List every line of the material below that contains the string "title", copying each such line in full.

[START OF RECORD EXTRACTS]

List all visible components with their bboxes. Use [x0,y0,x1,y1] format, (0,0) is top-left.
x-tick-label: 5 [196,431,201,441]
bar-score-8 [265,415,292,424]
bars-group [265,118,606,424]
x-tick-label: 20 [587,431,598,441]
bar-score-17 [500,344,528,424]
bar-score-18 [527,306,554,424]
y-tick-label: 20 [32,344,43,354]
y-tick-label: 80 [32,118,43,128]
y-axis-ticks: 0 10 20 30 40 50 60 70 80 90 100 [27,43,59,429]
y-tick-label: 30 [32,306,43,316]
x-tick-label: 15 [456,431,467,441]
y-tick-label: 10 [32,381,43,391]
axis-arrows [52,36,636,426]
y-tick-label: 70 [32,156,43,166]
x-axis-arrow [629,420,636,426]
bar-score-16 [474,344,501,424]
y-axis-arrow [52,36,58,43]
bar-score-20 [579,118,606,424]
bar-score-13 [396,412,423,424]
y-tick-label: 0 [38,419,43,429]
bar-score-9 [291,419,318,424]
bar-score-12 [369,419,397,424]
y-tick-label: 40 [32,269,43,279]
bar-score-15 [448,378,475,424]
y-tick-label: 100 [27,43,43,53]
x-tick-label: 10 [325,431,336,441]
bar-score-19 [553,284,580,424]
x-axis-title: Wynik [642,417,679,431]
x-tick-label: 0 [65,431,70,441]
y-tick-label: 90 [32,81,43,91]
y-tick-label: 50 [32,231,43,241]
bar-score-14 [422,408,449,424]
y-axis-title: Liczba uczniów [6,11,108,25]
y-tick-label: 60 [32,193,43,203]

[END OF RECORD EXTRACTS]

→ **WORKED ANSWER**:
x-axis-title: Wynik [642,417,679,431]
y-axis-title: Liczba uczniów [6,11,108,25]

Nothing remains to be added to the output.